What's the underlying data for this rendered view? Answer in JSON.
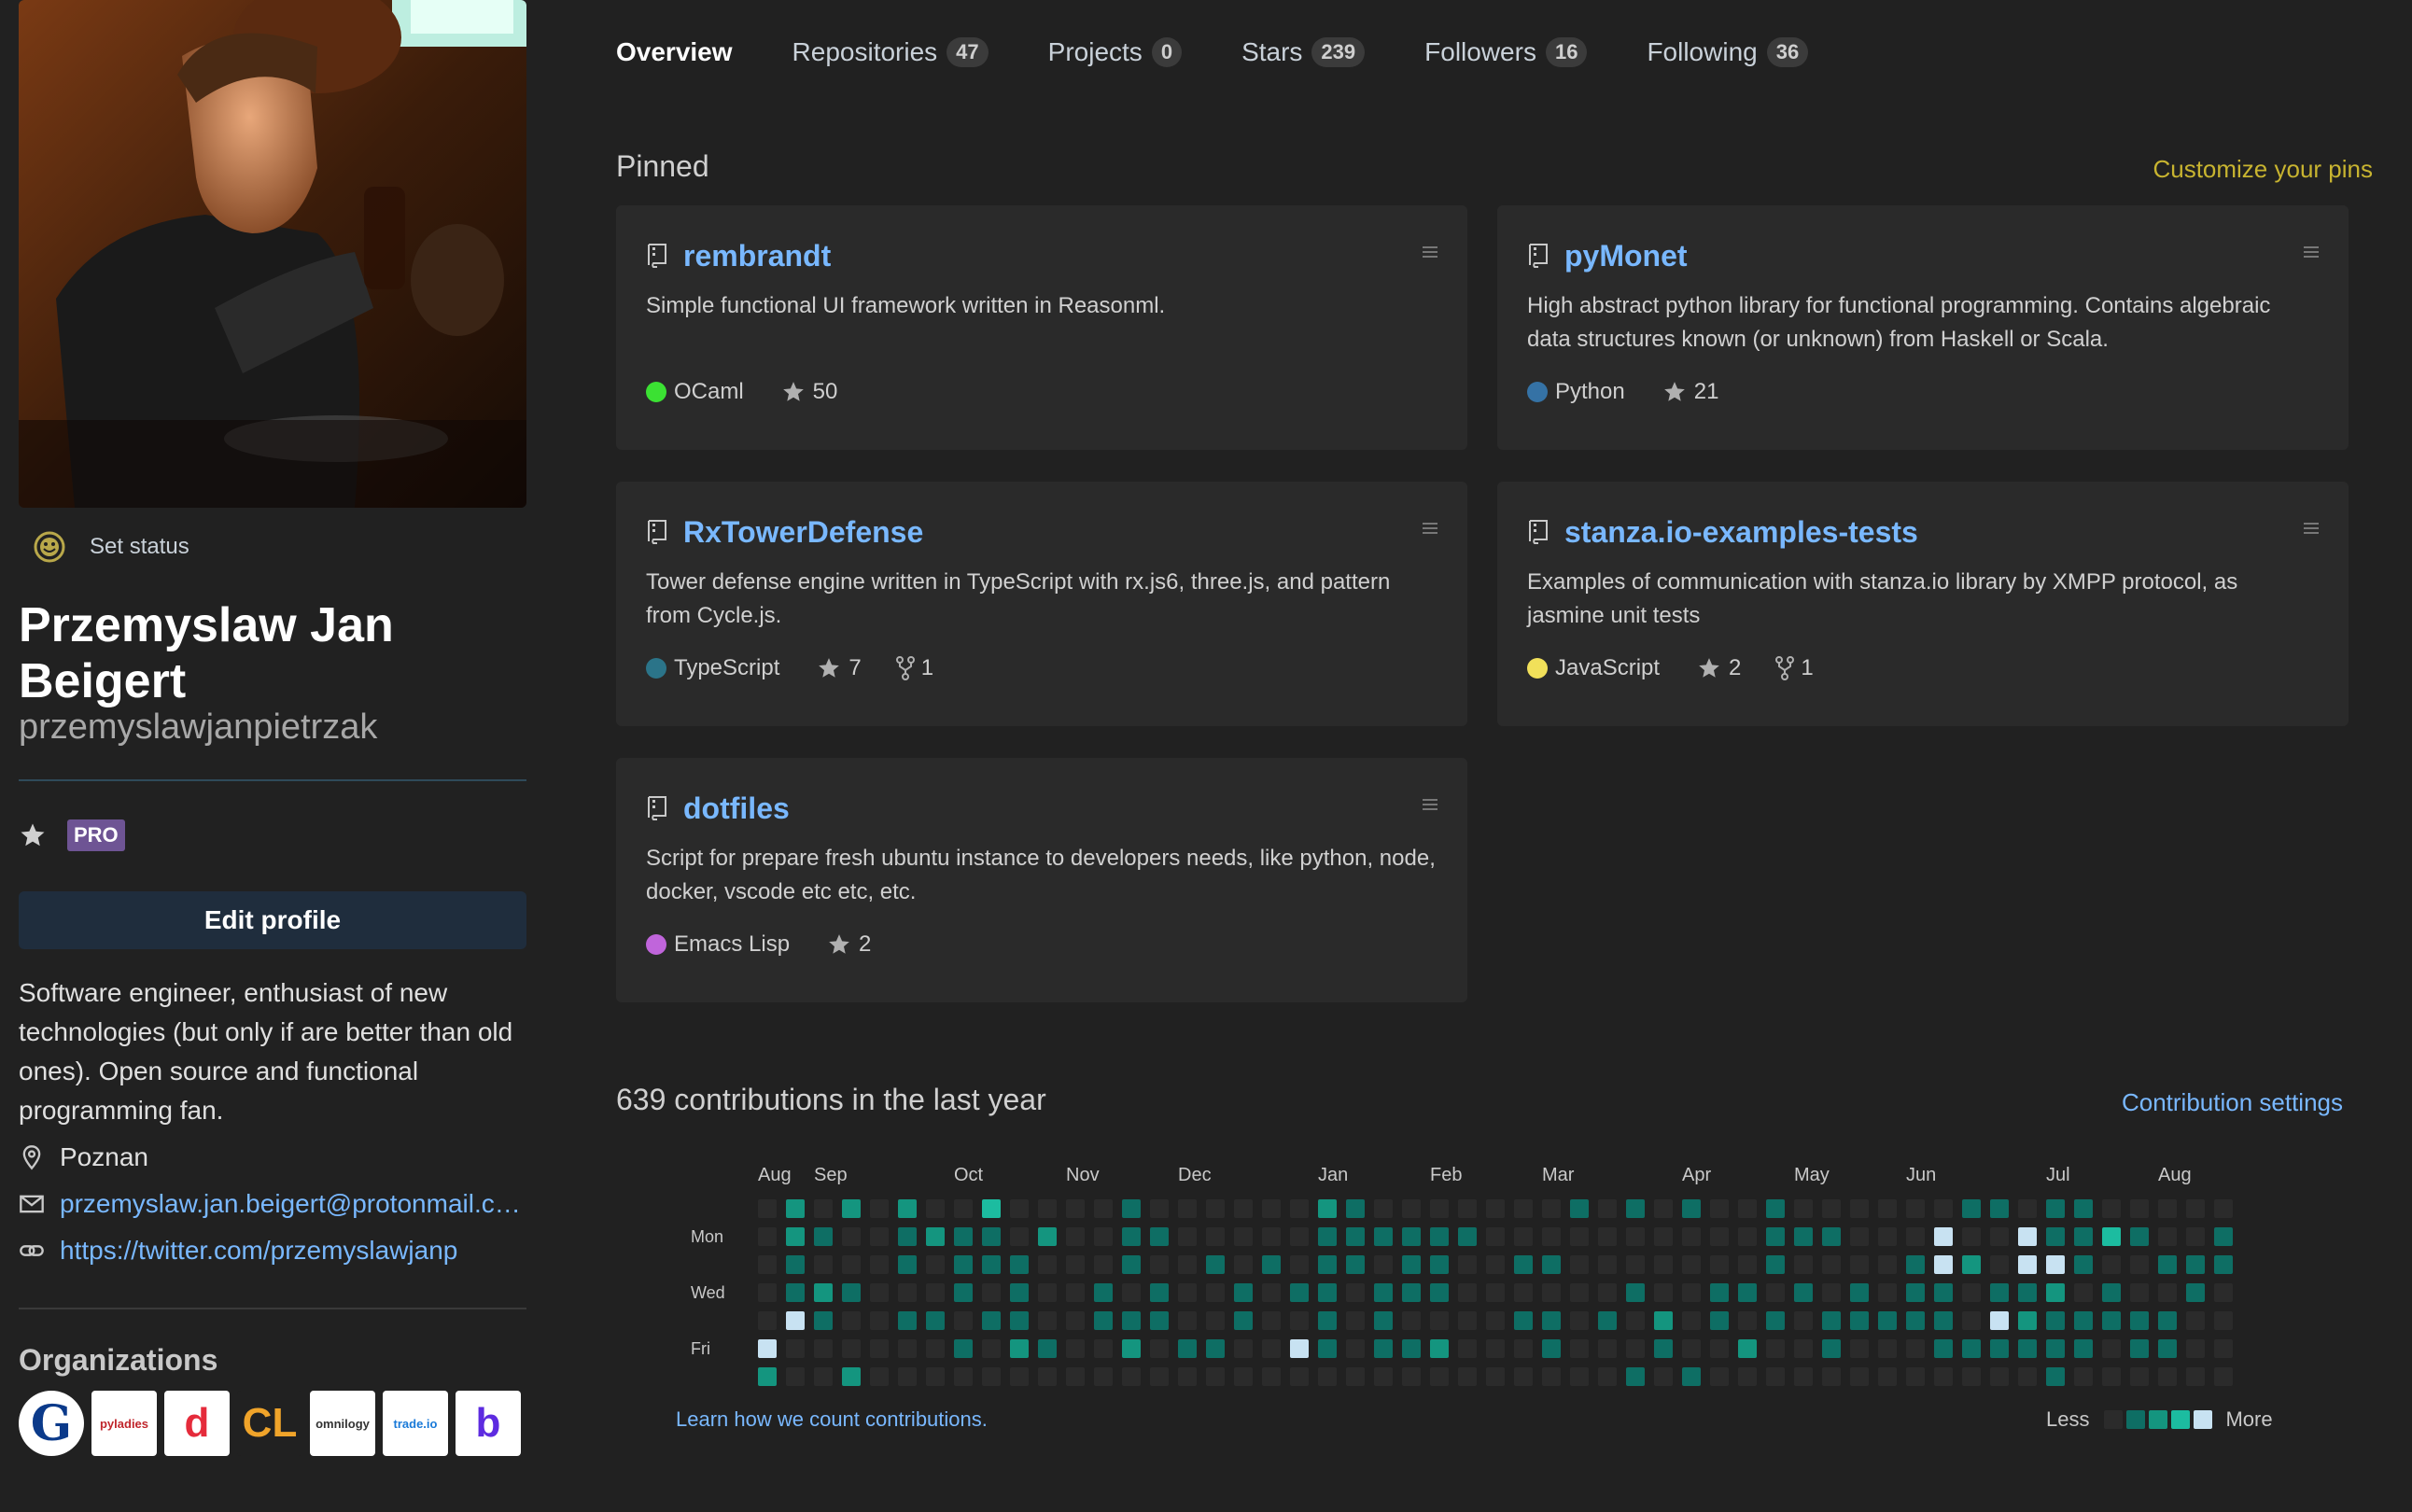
{
  "profile": {
    "set_status": "Set status",
    "full_name": "Przemyslaw Jan Beigert",
    "username": "przemyslawjanpietrzak",
    "pro_label": "PRO",
    "edit_profile": "Edit profile",
    "bio": "Software engineer, enthusiast of new technologies (but only if are better than old ones). Open source and functional programming fan.",
    "location": "Poznan",
    "email": "przemyslaw.jan.beigert@protonmail.com",
    "website": "https://twitter.com/przemyslawjanp"
  },
  "organizations": {
    "title": "Organizations",
    "items": [
      {
        "name": "G",
        "bg": "#ffffff",
        "fg": "#0b3a8a"
      },
      {
        "name": "pyladies",
        "bg": "#ffffff",
        "fg": "#c0262c"
      },
      {
        "name": "d",
        "bg": "#ffffff",
        "fg": "#e52b3b"
      },
      {
        "name": "CL",
        "bg": "#212121",
        "fg": "#f0a42a"
      },
      {
        "name": "omnilogy",
        "bg": "#ffffff",
        "fg": "#333333"
      },
      {
        "name": "trade.io",
        "bg": "#ffffff",
        "fg": "#1a7ad8"
      },
      {
        "name": "b",
        "bg": "#ffffff",
        "fg": "#5d2be0"
      }
    ]
  },
  "tabs": [
    {
      "label": "Overview",
      "count": null,
      "active": true
    },
    {
      "label": "Repositories",
      "count": "47"
    },
    {
      "label": "Projects",
      "count": "0"
    },
    {
      "label": "Stars",
      "count": "239"
    },
    {
      "label": "Followers",
      "count": "16"
    },
    {
      "label": "Following",
      "count": "36"
    }
  ],
  "pinned": {
    "title": "Pinned",
    "customize": "Customize your pins",
    "repos": [
      {
        "name": "rembrandt",
        "desc": "Simple functional UI framework written in Reasonml.",
        "lang": "OCaml",
        "lang_color": "#3be133",
        "stars": "50",
        "forks": null
      },
      {
        "name": "pyMonet",
        "desc": "High abstract python library for functional programming. Contains algebraic data structures known (or unknown) from Haskell or Scala.",
        "lang": "Python",
        "lang_color": "#3572A5",
        "stars": "21",
        "forks": null
      },
      {
        "name": "RxTowerDefense",
        "desc": "Tower defense engine written in TypeScript with rx.js6, three.js, and pattern from Cycle.js.",
        "lang": "TypeScript",
        "lang_color": "#2b7489",
        "stars": "7",
        "forks": "1"
      },
      {
        "name": "stanza.io-examples-tests",
        "desc": "Examples of communication with stanza.io library by XMPP protocol, as jasmine unit tests",
        "lang": "JavaScript",
        "lang_color": "#f1e05a",
        "stars": "2",
        "forks": "1"
      },
      {
        "name": "dotfiles",
        "desc": "Script for prepare fresh ubuntu instance to developers needs, like python, node, docker, vscode etc etc, etc.",
        "lang": "Emacs Lisp",
        "lang_color": "#c065db",
        "stars": "2",
        "forks": null
      }
    ]
  },
  "contributions": {
    "title": "639 contributions in the last year",
    "settings": "Contribution settings",
    "learn": "Learn how we count contributions.",
    "less": "Less",
    "more": "More",
    "months": [
      {
        "label": "Aug",
        "week": 0
      },
      {
        "label": "Sep",
        "week": 2
      },
      {
        "label": "Oct",
        "week": 7
      },
      {
        "label": "Nov",
        "week": 11
      },
      {
        "label": "Dec",
        "week": 15
      },
      {
        "label": "Jan",
        "week": 20
      },
      {
        "label": "Feb",
        "week": 24
      },
      {
        "label": "Mar",
        "week": 28
      },
      {
        "label": "Apr",
        "week": 33
      },
      {
        "label": "May",
        "week": 37
      },
      {
        "label": "Jun",
        "week": 41
      },
      {
        "label": "Jul",
        "week": 46
      },
      {
        "label": "Aug",
        "week": 50
      }
    ],
    "day_labels": [
      {
        "label": "Mon",
        "row": 1
      },
      {
        "label": "Wed",
        "row": 3
      },
      {
        "label": "Fri",
        "row": 5
      }
    ],
    "level_colors": [
      "#2b2b2b",
      "#0e6e64",
      "#14957f",
      "#1cbca0",
      "#c8e2f2"
    ],
    "weeks": [
      [
        0,
        0,
        0,
        0,
        0,
        4,
        2
      ],
      [
        2,
        2,
        1,
        1,
        4,
        0,
        0
      ],
      [
        0,
        1,
        0,
        2,
        1,
        0,
        0
      ],
      [
        2,
        0,
        0,
        1,
        0,
        0,
        2
      ],
      [
        0,
        0,
        0,
        0,
        0,
        0,
        0
      ],
      [
        2,
        1,
        1,
        0,
        1,
        0,
        0
      ],
      [
        0,
        2,
        0,
        0,
        1,
        0,
        0
      ],
      [
        0,
        1,
        1,
        1,
        0,
        1,
        0
      ],
      [
        3,
        1,
        1,
        0,
        1,
        0,
        0
      ],
      [
        0,
        0,
        1,
        1,
        1,
        2,
        0
      ],
      [
        0,
        2,
        0,
        0,
        0,
        1,
        0
      ],
      [
        0,
        0,
        0,
        0,
        0,
        0,
        0
      ],
      [
        0,
        0,
        0,
        1,
        1,
        0,
        0
      ],
      [
        1,
        1,
        1,
        0,
        1,
        2,
        0
      ],
      [
        0,
        1,
        0,
        1,
        1,
        0,
        0
      ],
      [
        0,
        0,
        0,
        0,
        0,
        1,
        0
      ],
      [
        0,
        0,
        1,
        0,
        0,
        1,
        0
      ],
      [
        0,
        0,
        0,
        1,
        1,
        0,
        0
      ],
      [
        0,
        0,
        1,
        0,
        0,
        0,
        0
      ],
      [
        0,
        0,
        0,
        1,
        0,
        4,
        0
      ],
      [
        2,
        1,
        1,
        1,
        1,
        1,
        0
      ],
      [
        1,
        1,
        1,
        0,
        0,
        0,
        0
      ],
      [
        0,
        1,
        0,
        1,
        1,
        1,
        0
      ],
      [
        0,
        1,
        1,
        1,
        0,
        1,
        0
      ],
      [
        0,
        1,
        1,
        1,
        0,
        2,
        0
      ],
      [
        0,
        1,
        0,
        0,
        0,
        0,
        0
      ],
      [
        0,
        0,
        0,
        0,
        0,
        0,
        0
      ],
      [
        0,
        0,
        1,
        0,
        1,
        0,
        0
      ],
      [
        0,
        0,
        1,
        0,
        1,
        1,
        0
      ],
      [
        1,
        0,
        0,
        0,
        0,
        0,
        0
      ],
      [
        0,
        0,
        0,
        0,
        1,
        0,
        0
      ],
      [
        1,
        0,
        0,
        1,
        0,
        0,
        1
      ],
      [
        0,
        0,
        0,
        0,
        2,
        1,
        0
      ],
      [
        1,
        0,
        0,
        0,
        0,
        0,
        1
      ],
      [
        0,
        0,
        0,
        1,
        1,
        0,
        0
      ],
      [
        0,
        0,
        0,
        1,
        0,
        2,
        0
      ],
      [
        1,
        1,
        1,
        0,
        1,
        0,
        0
      ],
      [
        0,
        1,
        0,
        1,
        0,
        0,
        0
      ],
      [
        0,
        1,
        0,
        0,
        1,
        1,
        0
      ],
      [
        0,
        0,
        0,
        1,
        1,
        0,
        0
      ],
      [
        0,
        0,
        0,
        0,
        1,
        0,
        0
      ],
      [
        0,
        0,
        1,
        1,
        1,
        0,
        0
      ],
      [
        0,
        4,
        4,
        1,
        1,
        1,
        0
      ],
      [
        1,
        0,
        2,
        0,
        0,
        1,
        0
      ],
      [
        1,
        0,
        0,
        1,
        4,
        1,
        0
      ],
      [
        0,
        4,
        4,
        1,
        2,
        1,
        0
      ],
      [
        1,
        1,
        4,
        2,
        1,
        1,
        1
      ],
      [
        1,
        1,
        1,
        0,
        1,
        1,
        0
      ],
      [
        0,
        3,
        0,
        1,
        1,
        0,
        0
      ],
      [
        0,
        1,
        0,
        0,
        1,
        1,
        0
      ],
      [
        0,
        0,
        1,
        0,
        1,
        1,
        0
      ],
      [
        0,
        0,
        1,
        1,
        0,
        0,
        0
      ],
      [
        0,
        1,
        1,
        0,
        0,
        0,
        0
      ]
    ]
  }
}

################

Read through the entries and copy every line that includes "data".

What's the underlying data for this rendered view? Answer in JSON.
        "desc": "High abstract python library for functional programming. Contains algebraic data structures known (or unknown) from Haskell or Scala.",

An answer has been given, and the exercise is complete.